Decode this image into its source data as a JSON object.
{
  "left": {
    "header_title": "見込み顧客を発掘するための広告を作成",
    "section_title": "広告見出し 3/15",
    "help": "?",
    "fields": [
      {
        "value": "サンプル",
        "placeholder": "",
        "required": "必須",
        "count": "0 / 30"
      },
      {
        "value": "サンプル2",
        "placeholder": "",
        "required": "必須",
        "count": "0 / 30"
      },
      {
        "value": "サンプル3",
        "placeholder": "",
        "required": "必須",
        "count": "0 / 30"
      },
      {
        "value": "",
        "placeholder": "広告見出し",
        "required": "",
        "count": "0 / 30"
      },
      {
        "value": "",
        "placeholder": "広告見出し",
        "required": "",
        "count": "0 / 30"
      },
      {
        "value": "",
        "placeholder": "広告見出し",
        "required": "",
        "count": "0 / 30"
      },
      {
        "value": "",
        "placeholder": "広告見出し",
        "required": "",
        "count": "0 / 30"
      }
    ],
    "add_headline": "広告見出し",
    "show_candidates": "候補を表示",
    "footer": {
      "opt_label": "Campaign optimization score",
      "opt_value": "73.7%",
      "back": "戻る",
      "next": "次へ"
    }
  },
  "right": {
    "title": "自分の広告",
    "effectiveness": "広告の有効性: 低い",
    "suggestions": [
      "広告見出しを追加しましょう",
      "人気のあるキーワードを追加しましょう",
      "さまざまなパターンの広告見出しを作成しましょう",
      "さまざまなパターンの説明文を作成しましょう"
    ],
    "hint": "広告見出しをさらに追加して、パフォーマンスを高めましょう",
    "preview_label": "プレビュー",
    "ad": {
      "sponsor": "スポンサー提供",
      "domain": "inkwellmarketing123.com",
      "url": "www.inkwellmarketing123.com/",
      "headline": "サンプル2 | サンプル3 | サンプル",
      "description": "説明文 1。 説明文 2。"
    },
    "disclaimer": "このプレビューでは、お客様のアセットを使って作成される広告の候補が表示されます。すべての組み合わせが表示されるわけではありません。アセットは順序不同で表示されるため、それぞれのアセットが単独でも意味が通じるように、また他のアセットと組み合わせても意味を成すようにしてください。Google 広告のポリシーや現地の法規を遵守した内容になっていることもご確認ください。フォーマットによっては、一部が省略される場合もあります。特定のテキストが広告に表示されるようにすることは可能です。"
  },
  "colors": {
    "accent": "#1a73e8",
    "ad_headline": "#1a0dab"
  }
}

■ Required work: Give all of the entries again, word for word.

■ Result of the task:
Decode this image into its source data as a JSON object.
{
  "left": {
    "header_title": "見込み顧客を発掘するための広告を作成",
    "section_title": "広告見出し 3/15",
    "help": "?",
    "fields": [
      {
        "value": "サンプル",
        "placeholder": "",
        "required": "必須",
        "count": "0 / 30"
      },
      {
        "value": "サンプル2",
        "placeholder": "",
        "required": "必須",
        "count": "0 / 30"
      },
      {
        "value": "サンプル3",
        "placeholder": "",
        "required": "必須",
        "count": "0 / 30"
      },
      {
        "value": "",
        "placeholder": "広告見出し",
        "required": "",
        "count": "0 / 30"
      },
      {
        "value": "",
        "placeholder": "広告見出し",
        "required": "",
        "count": "0 / 30"
      },
      {
        "value": "",
        "placeholder": "広告見出し",
        "required": "",
        "count": "0 / 30"
      },
      {
        "value": "",
        "placeholder": "広告見出し",
        "required": "",
        "count": "0 / 30"
      }
    ],
    "add_headline": "広告見出し",
    "show_candidates": "候補を表示",
    "footer": {
      "opt_label": "Campaign optimization score",
      "opt_value": "73.7%",
      "back": "戻る",
      "next": "次へ"
    }
  },
  "right": {
    "title": "自分の広告",
    "effectiveness": "広告の有効性: 低い",
    "suggestions": [
      "広告見出しを追加しましょう",
      "人気のあるキーワードを追加しましょう",
      "さまざまなパターンの広告見出しを作成しましょう",
      "さまざまなパターンの説明文を作成しましょう"
    ],
    "hint": "広告見出しをさらに追加して、パフォーマンスを高めましょう",
    "preview_label": "プレビュー",
    "ad": {
      "sponsor": "スポンサー提供",
      "domain": "inkwellmarketing123.com",
      "url": "www.inkwellmarketing123.com/",
      "headline": "サンプル2 | サンプル3 | サンプル",
      "description": "説明文 1。 説明文 2。"
    },
    "disclaimer": "このプレビューでは、お客様のアセットを使って作成される広告の候補が表示されます。すべての組み合わせが表示されるわけではありません。アセットは順序不同で表示されるため、それぞれのアセットが単独でも意味が通じるように、また他のアセットと組み合わせても意味を成すようにしてください。Google 広告のポリシーや現地の法規を遵守した内容になっていることもご確認ください。フォーマットによっては、一部が省略される場合もあります。特定のテキストが広告に表示されるようにすることは可能です。"
  },
  "colors": {
    "accent": "#1a73e8",
    "ad_headline": "#1a0dab"
  }
}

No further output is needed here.